Dataset records:
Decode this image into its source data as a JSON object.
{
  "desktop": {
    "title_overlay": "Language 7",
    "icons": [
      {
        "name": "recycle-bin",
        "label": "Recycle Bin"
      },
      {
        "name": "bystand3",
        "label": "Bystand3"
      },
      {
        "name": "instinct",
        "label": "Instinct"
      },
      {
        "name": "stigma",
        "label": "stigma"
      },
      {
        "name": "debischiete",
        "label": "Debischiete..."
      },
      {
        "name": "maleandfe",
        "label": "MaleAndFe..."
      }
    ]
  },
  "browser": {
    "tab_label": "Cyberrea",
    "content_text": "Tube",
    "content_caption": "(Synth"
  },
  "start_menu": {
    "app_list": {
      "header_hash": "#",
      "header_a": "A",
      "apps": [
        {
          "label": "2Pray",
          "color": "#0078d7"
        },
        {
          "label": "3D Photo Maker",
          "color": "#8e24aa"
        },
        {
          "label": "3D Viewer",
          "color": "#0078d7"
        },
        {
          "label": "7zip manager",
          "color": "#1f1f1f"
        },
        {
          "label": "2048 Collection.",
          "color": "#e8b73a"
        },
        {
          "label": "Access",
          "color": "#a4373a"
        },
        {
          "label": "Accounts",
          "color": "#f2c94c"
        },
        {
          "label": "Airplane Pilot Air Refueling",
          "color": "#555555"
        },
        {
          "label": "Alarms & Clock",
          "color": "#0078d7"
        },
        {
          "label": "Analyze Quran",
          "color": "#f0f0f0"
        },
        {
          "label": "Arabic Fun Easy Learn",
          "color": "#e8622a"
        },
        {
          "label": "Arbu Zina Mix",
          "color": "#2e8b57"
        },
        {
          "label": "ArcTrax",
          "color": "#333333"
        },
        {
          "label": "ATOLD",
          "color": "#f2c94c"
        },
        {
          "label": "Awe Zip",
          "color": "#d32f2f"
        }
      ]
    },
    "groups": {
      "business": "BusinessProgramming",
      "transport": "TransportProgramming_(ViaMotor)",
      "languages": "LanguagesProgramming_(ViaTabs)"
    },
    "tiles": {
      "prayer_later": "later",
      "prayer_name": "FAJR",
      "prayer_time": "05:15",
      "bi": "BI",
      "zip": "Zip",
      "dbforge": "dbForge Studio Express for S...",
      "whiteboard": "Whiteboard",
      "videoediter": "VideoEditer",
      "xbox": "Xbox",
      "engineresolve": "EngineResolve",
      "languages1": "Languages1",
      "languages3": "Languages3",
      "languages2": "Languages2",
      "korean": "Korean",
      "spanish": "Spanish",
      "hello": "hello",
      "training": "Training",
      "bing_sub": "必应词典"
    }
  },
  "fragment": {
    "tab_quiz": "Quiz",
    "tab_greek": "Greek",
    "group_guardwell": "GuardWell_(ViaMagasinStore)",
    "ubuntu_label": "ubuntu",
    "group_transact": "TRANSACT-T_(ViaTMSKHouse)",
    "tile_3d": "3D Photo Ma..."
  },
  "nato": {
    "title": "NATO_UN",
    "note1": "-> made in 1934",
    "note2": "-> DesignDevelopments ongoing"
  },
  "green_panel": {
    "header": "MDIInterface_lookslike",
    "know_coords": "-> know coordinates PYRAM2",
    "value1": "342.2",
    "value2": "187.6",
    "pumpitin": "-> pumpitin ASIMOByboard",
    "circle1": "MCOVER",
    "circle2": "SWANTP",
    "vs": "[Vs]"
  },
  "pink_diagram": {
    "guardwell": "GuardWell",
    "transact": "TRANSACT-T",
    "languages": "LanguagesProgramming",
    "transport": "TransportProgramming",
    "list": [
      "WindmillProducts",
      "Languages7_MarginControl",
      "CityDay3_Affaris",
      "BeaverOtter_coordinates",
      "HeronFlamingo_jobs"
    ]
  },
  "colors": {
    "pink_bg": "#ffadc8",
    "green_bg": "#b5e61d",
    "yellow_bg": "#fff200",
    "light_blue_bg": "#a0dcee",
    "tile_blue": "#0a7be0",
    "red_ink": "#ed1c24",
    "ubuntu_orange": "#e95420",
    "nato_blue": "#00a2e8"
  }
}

> _Aim of the exercise_
Give back the whole listing exactly as it reads.

> _Response to this exercise_
Decode this image into its source data as a JSON object.
{
  "desktop": {
    "title_overlay": "Language 7",
    "icons": [
      {
        "name": "recycle-bin",
        "label": "Recycle Bin"
      },
      {
        "name": "bystand3",
        "label": "Bystand3"
      },
      {
        "name": "instinct",
        "label": "Instinct"
      },
      {
        "name": "stigma",
        "label": "stigma"
      },
      {
        "name": "debischiete",
        "label": "Debischiete..."
      },
      {
        "name": "maleandfe",
        "label": "MaleAndFe..."
      }
    ]
  },
  "browser": {
    "tab_label": "Cyberrea",
    "content_text": "Tube",
    "content_caption": "(Synth"
  },
  "start_menu": {
    "app_list": {
      "header_hash": "#",
      "header_a": "A",
      "apps": [
        {
          "label": "2Pray",
          "color": "#0078d7"
        },
        {
          "label": "3D Photo Maker",
          "color": "#8e24aa"
        },
        {
          "label": "3D Viewer",
          "color": "#0078d7"
        },
        {
          "label": "7zip manager",
          "color": "#1f1f1f"
        },
        {
          "label": "2048 Collection.",
          "color": "#e8b73a"
        },
        {
          "label": "Access",
          "color": "#a4373a"
        },
        {
          "label": "Accounts",
          "color": "#f2c94c"
        },
        {
          "label": "Airplane Pilot Air Refueling",
          "color": "#555555"
        },
        {
          "label": "Alarms & Clock",
          "color": "#0078d7"
        },
        {
          "label": "Analyze Quran",
          "color": "#f0f0f0"
        },
        {
          "label": "Arabic Fun Easy Learn",
          "color": "#e8622a"
        },
        {
          "label": "Arbu Zina Mix",
          "color": "#2e8b57"
        },
        {
          "label": "ArcTrax",
          "color": "#333333"
        },
        {
          "label": "ATOLD",
          "color": "#f2c94c"
        },
        {
          "label": "Awe Zip",
          "color": "#d32f2f"
        }
      ]
    },
    "groups": {
      "business": "BusinessProgramming",
      "transport": "TransportProgramming_(ViaMotor)",
      "languages": "LanguagesProgramming_(ViaTabs)"
    },
    "tiles": {
      "prayer_later": "later",
      "prayer_name": "FAJR",
      "prayer_time": "05:15",
      "bi": "BI",
      "zip": "Zip",
      "dbforge": "dbForge Studio Express for S...",
      "whiteboard": "Whiteboard",
      "videoediter": "VideoEditer",
      "xbox": "Xbox",
      "engineresolve": "EngineResolve",
      "languages1": "Languages1",
      "languages3": "Languages3",
      "languages2": "Languages2",
      "korean": "Korean",
      "spanish": "Spanish",
      "hello": "hello",
      "training": "Training",
      "bing_sub": "必应词典"
    }
  },
  "fragment": {
    "tab_quiz": "Quiz",
    "tab_greek": "Greek",
    "group_guardwell": "GuardWell_(ViaMagasinStore)",
    "ubuntu_label": "ubuntu",
    "group_transact": "TRANSACT-T_(ViaTMSKHouse)",
    "tile_3d": "3D Photo Ma..."
  },
  "nato": {
    "title": "NATO_UN",
    "note1": "-> made in 1934",
    "note2": "-> DesignDevelopments ongoing"
  },
  "green_panel": {
    "header": "MDIInterface_lookslike",
    "know_coords": "-> know coordinates PYRAM2",
    "value1": "342.2",
    "value2": "187.6",
    "pumpitin": "-> pumpitin ASIMOByboard",
    "circle1": "MCOVER",
    "circle2": "SWANTP",
    "vs": "[Vs]"
  },
  "pink_diagram": {
    "guardwell": "GuardWell",
    "transact": "TRANSACT-T",
    "languages": "LanguagesProgramming",
    "transport": "TransportProgramming",
    "list": [
      "WindmillProducts",
      "Languages7_MarginControl",
      "CityDay3_Affaris",
      "BeaverOtter_coordinates",
      "HeronFlamingo_jobs"
    ]
  },
  "colors": {
    "pink_bg": "#ffadc8",
    "green_bg": "#b5e61d",
    "yellow_bg": "#fff200",
    "light_blue_bg": "#a0dcee",
    "tile_blue": "#0a7be0",
    "red_ink": "#ed1c24",
    "ubuntu_orange": "#e95420",
    "nato_blue": "#00a2e8"
  }
}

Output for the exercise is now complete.